[start Text]

You are viewing a plain text version of this content. The canonical link for it is here.
Posted to solr-user@lucene.apache.org by Sandeep Shetty <sa...@touchlocal.com> on 2007/09/26 14:14:53 UTC

custom sorting

> Hi Guys,
> 
> this question as been asked before but i was unable to find an answer
> thats good for me, so hope you guys can help again
> i am working on a website where we need to sort the results by distance
> from the location entered by the user. I have indexed the lat and long
> info for each record in solr and also i can get the lat and long of the
> location input by the user.
> Previously we were using lucene to do this. by using the
> SortComparatorSource we could sort the documents returned by distance
> nicely. we are now switching over to lucene because of the features it
> provides, however i am not able to see a way to do this in Solr. 
> 
> If someone can point me in the right direction i would be very grateful!
> 
> Thanks in advance,
> Sandeep

This email is confidential and may also be privileged. If you are not the intended recipient please notify us immediately by telephoning +44 (0)20 7452 5300 or email postmaster@touchlocal.com. You should not copy it or use it for any purpose nor disclose its contents to any other person. Touch Local cannot accept liability for statements made which are clearly the sender's own and are not made on behalf of the firm.

Touch Local Limited
Registered Number: 2885607
VAT Number: GB896112114
Cardinal Tower, 12 Farringdon Road, London EC1M 3NN
+44 (0)20 7452 5300


Re: custom sorting

Posted by Mike Klaas <mi...@gmail.com>.

[end Text]
[start Records]

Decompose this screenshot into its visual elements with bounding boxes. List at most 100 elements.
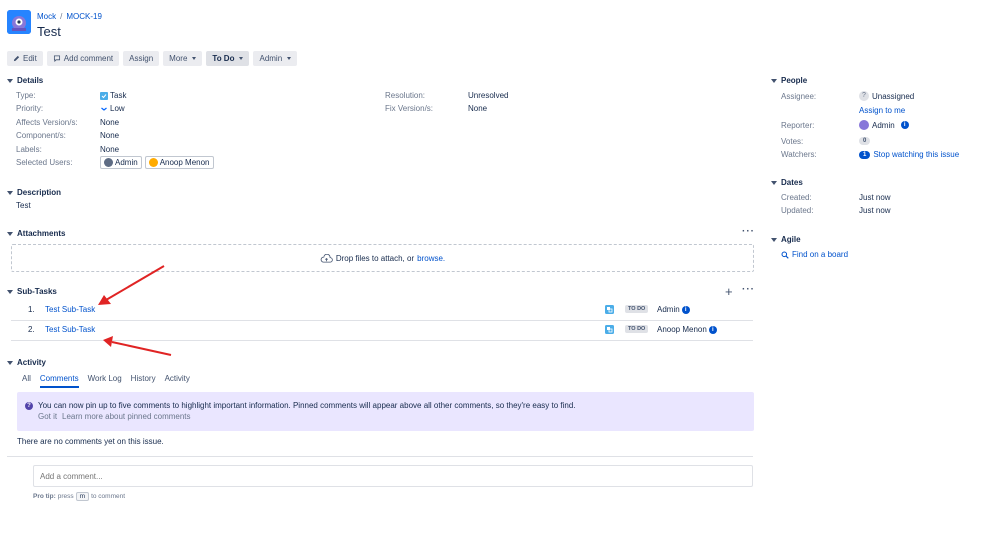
collapse-icon — [7, 231, 13, 236]
tab-all[interactable]: All — [22, 374, 31, 388]
issue-title[interactable]: Test — [37, 24, 61, 39]
chevron-down-icon — [192, 57, 197, 60]
subtask-assignee-name: Anoop Menon — [657, 325, 707, 334]
issue-toolbar: Edit Add comment Assign More To Do Admin — [7, 51, 298, 66]
edit-button[interactable]: Edit — [7, 51, 43, 66]
attachments-section-toggle[interactable]: Attachments — [7, 229, 65, 238]
table-row[interactable]: 2. Test Sub-Task TO DO Anoop Menon i — [11, 322, 753, 338]
collapse-icon — [771, 78, 777, 83]
priority-label: Priority: — [16, 104, 44, 113]
activity-heading: Activity — [17, 358, 46, 367]
activity-section-toggle[interactable]: Activity — [7, 358, 46, 367]
type-label: Type: — [16, 91, 36, 100]
find-on-board[interactable]: Find on a board — [781, 250, 848, 259]
attachments-more-icon[interactable]: ··· — [742, 226, 755, 237]
subtasks-more-icon[interactable]: ··· — [742, 284, 755, 295]
collapse-icon — [771, 237, 777, 242]
subtasks-section-toggle[interactable]: Sub-Tasks — [7, 287, 57, 296]
fix-version-label: Fix Version/s: — [385, 104, 434, 113]
details-section-toggle[interactable]: Details — [7, 76, 43, 85]
pinned-notice-text: You can now pin up to five comments to h… — [38, 401, 576, 410]
unassigned-avatar-icon: ? — [859, 91, 869, 101]
affects-version-value: None — [100, 118, 120, 127]
comment-icon — [53, 55, 60, 62]
agile-section-toggle[interactable]: Agile — [771, 235, 801, 244]
tab-history[interactable]: History — [131, 374, 156, 388]
dates-section-toggle[interactable]: Dates — [771, 178, 803, 187]
chevron-down-icon — [287, 57, 292, 60]
tab-work-log[interactable]: Work Log — [88, 374, 122, 388]
subtask-type-icon — [605, 305, 614, 314]
search-icon — [781, 251, 789, 259]
subtask-assignee: Admin i — [657, 305, 690, 314]
add-subtask-icon[interactable]: + — [725, 284, 733, 299]
status-dropdown[interactable]: To Do — [206, 51, 250, 66]
table-row[interactable]: 1. Test Sub-Task TO DO Admin i — [11, 302, 753, 318]
learn-more-link[interactable]: Learn more about pinned comments — [62, 412, 191, 421]
resolution-label: Resolution: — [385, 91, 426, 100]
info-icon[interactable]: i — [900, 121, 909, 129]
pencil-icon — [13, 55, 20, 62]
collapse-icon — [7, 78, 13, 83]
tab-comments[interactable]: Comments — [39, 374, 79, 388]
attachment-dropzone[interactable]: Drop files to attach, or browse. — [11, 244, 754, 272]
keyboard-key: m — [75, 492, 90, 501]
annotation-arrow — [103, 336, 172, 356]
description-text[interactable]: Test — [16, 201, 31, 210]
assign-to-me-link[interactable]: Assign to me — [859, 106, 905, 115]
user-chip-name: Anoop Menon — [159, 158, 210, 167]
question-icon: ? — [25, 402, 33, 410]
description-section-toggle[interactable]: Description — [7, 188, 61, 197]
chevron-down-icon — [239, 57, 244, 60]
status-badge[interactable]: TO DO — [625, 325, 649, 333]
subtask-link[interactable]: Test Sub-Task — [45, 325, 95, 334]
got-it-link[interactable]: Got it — [38, 412, 57, 421]
priority-low-icon — [101, 107, 107, 111]
more-button[interactable]: More — [163, 51, 203, 66]
status-label: To Do — [212, 54, 235, 63]
created-value: Just now — [859, 193, 891, 202]
subtask-link[interactable]: Test Sub-Task — [45, 305, 95, 314]
subtask-assignee: Anoop Menon i — [657, 325, 717, 334]
more-button-label: More — [169, 54, 188, 63]
task-type-icon — [100, 91, 108, 100]
tab-activity[interactable]: Activity — [165, 374, 190, 388]
people-section-toggle[interactable]: People — [771, 76, 807, 85]
component-value: None — [100, 131, 120, 140]
assignee-value-text: Unassigned — [872, 91, 915, 101]
browse-link[interactable]: browse. — [417, 254, 445, 263]
pro-tip-suffix: to comment — [91, 493, 126, 500]
reporter-value-text: Admin — [872, 120, 895, 130]
description-heading: Description — [17, 188, 62, 197]
assign-button[interactable]: Assign — [123, 51, 160, 66]
stop-watching-link[interactable]: Stop watching this issue — [873, 150, 959, 159]
breadcrumb-project-link[interactable]: Mock — [37, 12, 56, 21]
watchers-count[interactable]: 1 — [859, 150, 871, 159]
labels-value: None — [100, 145, 120, 154]
status-badge[interactable]: TO DO — [625, 305, 649, 313]
reporter-label: Reporter: — [781, 121, 815, 130]
user-chip[interactable]: Anoop Menon — [144, 156, 214, 169]
info-icon[interactable]: i — [681, 305, 690, 314]
add-comment-button[interactable]: Add comment — [46, 51, 120, 66]
no-comments-text: There are no comments yet on this issue. — [17, 437, 164, 446]
admin-button[interactable]: Admin — [253, 51, 298, 66]
updated-label: Updated: — [781, 206, 814, 215]
find-on-board-link[interactable]: Find on a board — [792, 250, 848, 259]
user-chip[interactable]: Admin — [100, 156, 142, 169]
assign-button-label: Assign — [129, 54, 154, 63]
labels-label: Labels: — [16, 145, 42, 154]
comment-input[interactable] — [33, 465, 753, 487]
dates-heading: Dates — [781, 178, 803, 187]
breadcrumb-issue-link[interactable]: MOCK-19 — [66, 12, 102, 21]
priority-value: Low — [100, 104, 125, 113]
project-avatar-icon[interactable] — [7, 10, 31, 34]
collapse-icon — [7, 190, 13, 195]
type-value-text: Task — [110, 91, 127, 100]
votes-count[interactable]: 0 — [859, 137, 871, 145]
subtask-assignee-name: Admin — [657, 305, 680, 314]
info-icon[interactable]: i — [708, 325, 717, 334]
pro-tip-prefix: Pro tip: — [33, 493, 56, 500]
add-comment-button-label: Add comment — [63, 54, 114, 63]
assignee-value[interactable]: ? Unassigned — [859, 91, 914, 101]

[end Records]

▶ **Exercise set**
1: Answer these questions about the custom sorting thread:
(a) By what does the website need to sort its results?
(b) In Lucene, what made it possible to sort the returned documents by distance?
(c) What street address is given for Touch Local Limited?
2: Reproduce the part of the custom sorting thread that begins at the words "Touch Local Limited" and stops after "Mike Klaas <mi...@gmail.com>.".
This data has nothing to do with the custom sorting thread.

▶ **Responses to the tasks**
1:
(a) By distance from the location the user enters.
(b) The SortComparatorSource.
(c) Cardinal Tower, 12 Farringdon Road, London EC1M 3NN.

2:
Touch Local Limited
Registered Number: 2885607
VAT Number: GB896112114
Cardinal Tower, 12 Farringdon Road, London EC1M 3NN
+44 (0)20 7452 5300


Re: custom sorting

Posted by Mike Klaas <mi...@gmail.com>.